--- BEGIN DATA EXCERPTS ---
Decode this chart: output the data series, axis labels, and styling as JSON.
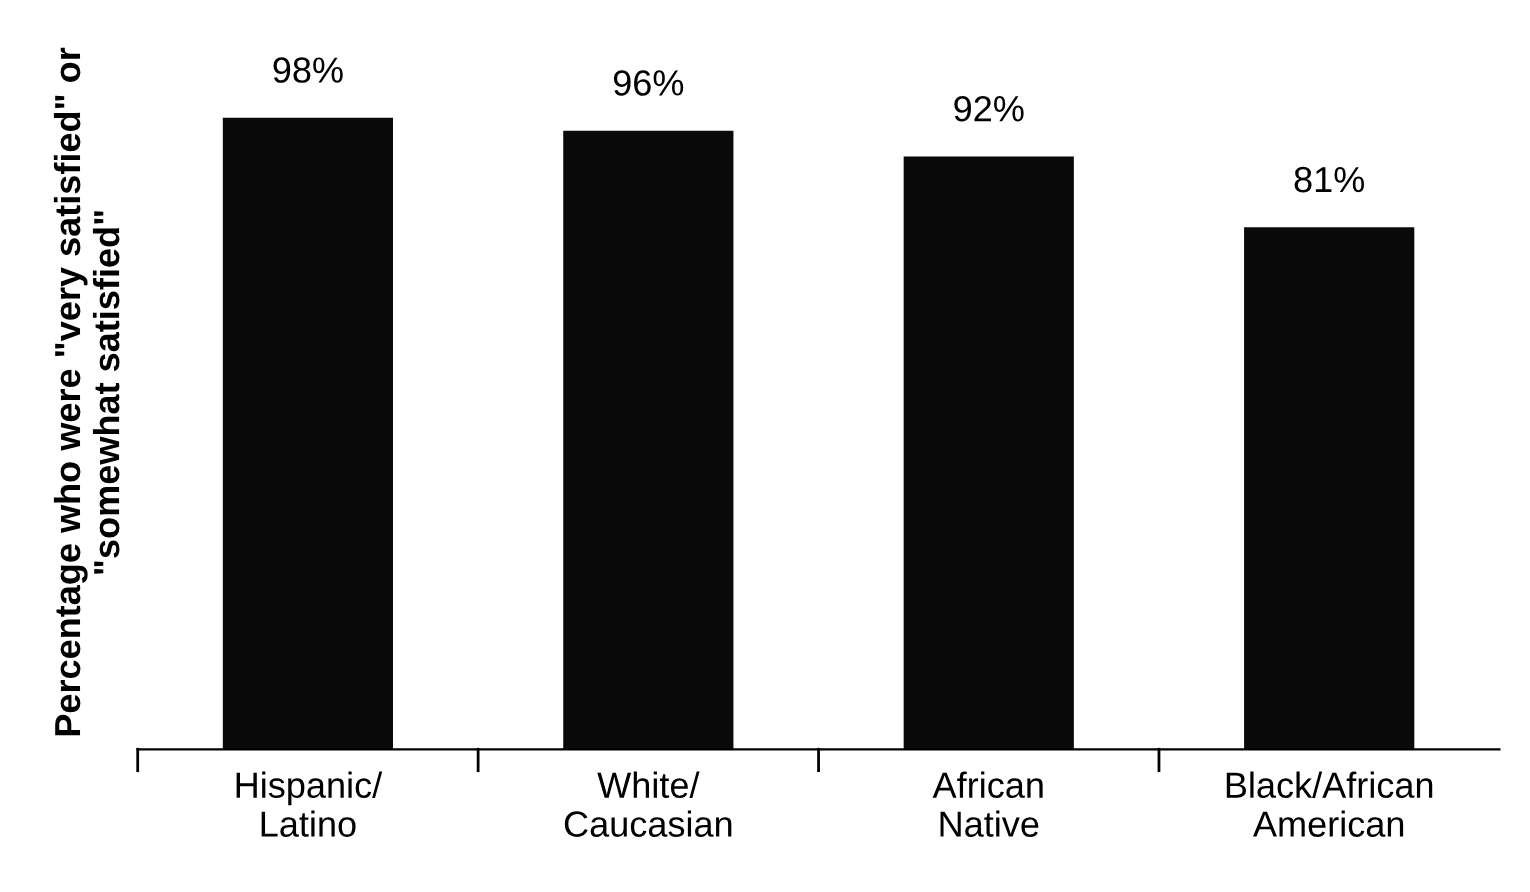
{
  "chart_data": {
    "type": "bar",
    "ylabel": "Percentage who were \"very satisfied\" or\n\"somewhat satisfied\"",
    "categories": [
      "Hispanic/\nLatino",
      "White/\nCaucasian",
      "African\nNative",
      "Black/African\nAmerican"
    ],
    "values": [
      98,
      96,
      92,
      81
    ],
    "color": "#0a0a0a",
    "value_labels": [
      "98%",
      "96%",
      "92%",
      "81%"
    ],
    "grid": false,
    "legend": false
  }
}
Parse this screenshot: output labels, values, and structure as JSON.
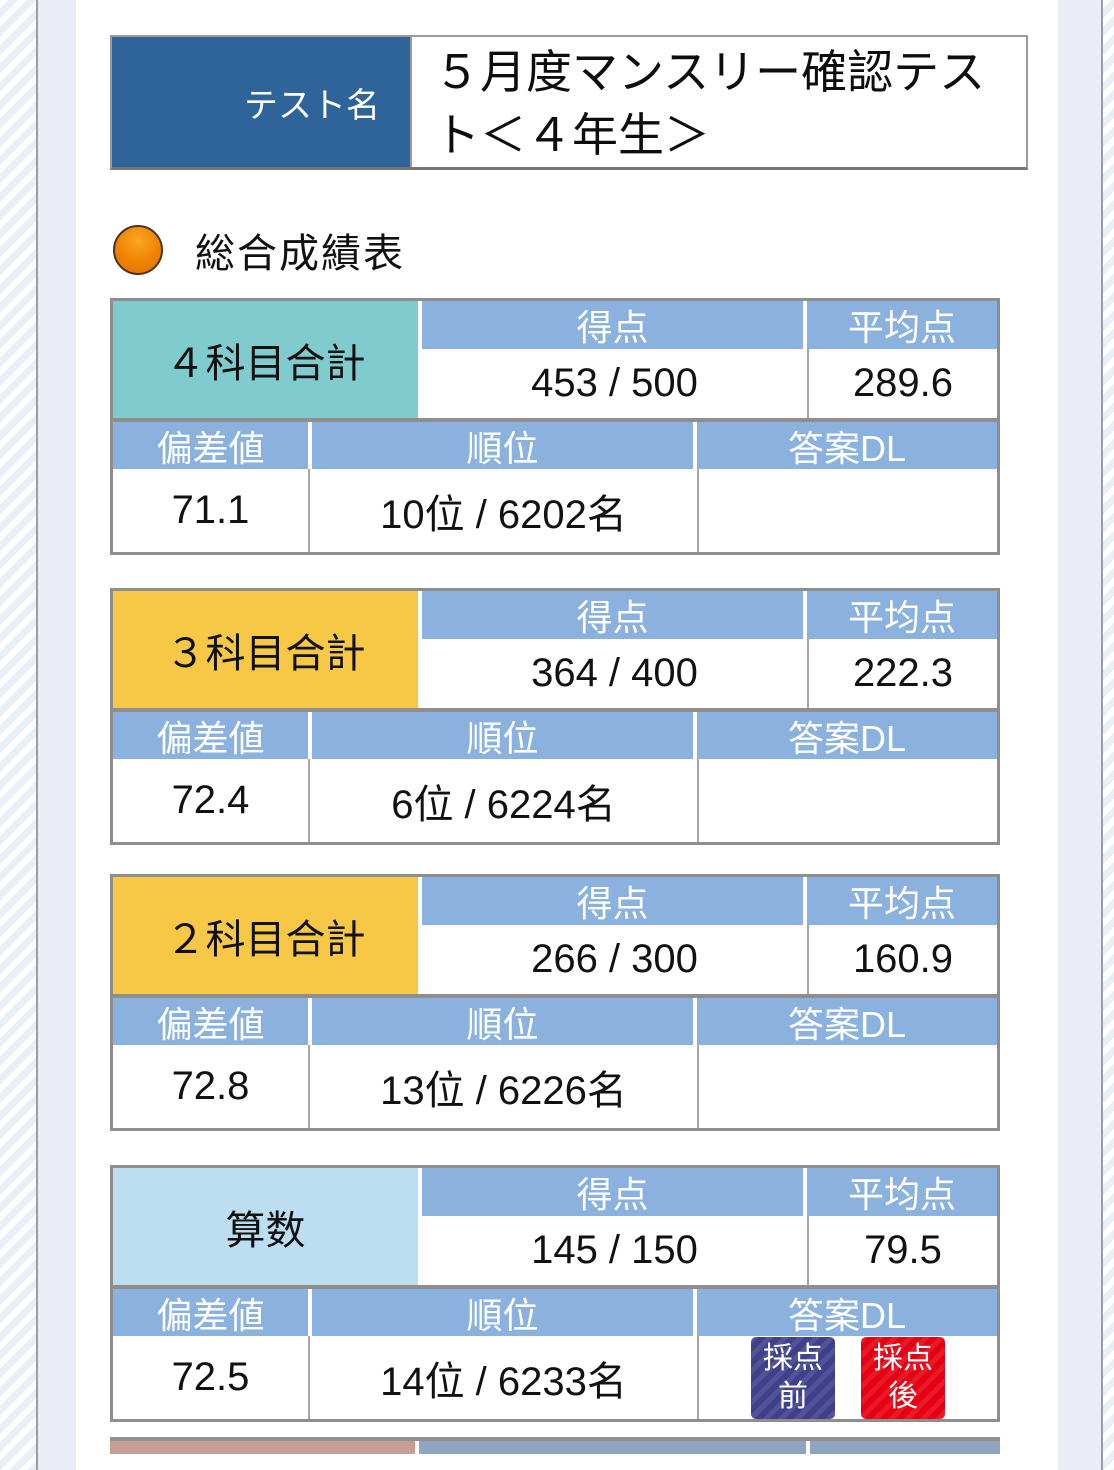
--- END DATA EXCERPTS ---
### GIVEN INSTRUCTION
Write out all the entries exactly, except for the pictures.

### TASK OUTPUT
Decode this chart: output the data series, axis labels, and styling as JSON.
{
  "chart_data": {
    "type": "bar",
    "ylabel": "Percentage who were \"very satisfied\" or\n\"somewhat satisfied\"",
    "categories": [
      "Hispanic/\nLatino",
      "White/\nCaucasian",
      "African\nNative",
      "Black/African\nAmerican"
    ],
    "values": [
      98,
      96,
      92,
      81
    ],
    "color": "#0a0a0a",
    "value_labels": [
      "98%",
      "96%",
      "92%",
      "81%"
    ],
    "grid": false,
    "legend": false
  }
}
Parse this screenshot: output labels, values, and structure as JSON.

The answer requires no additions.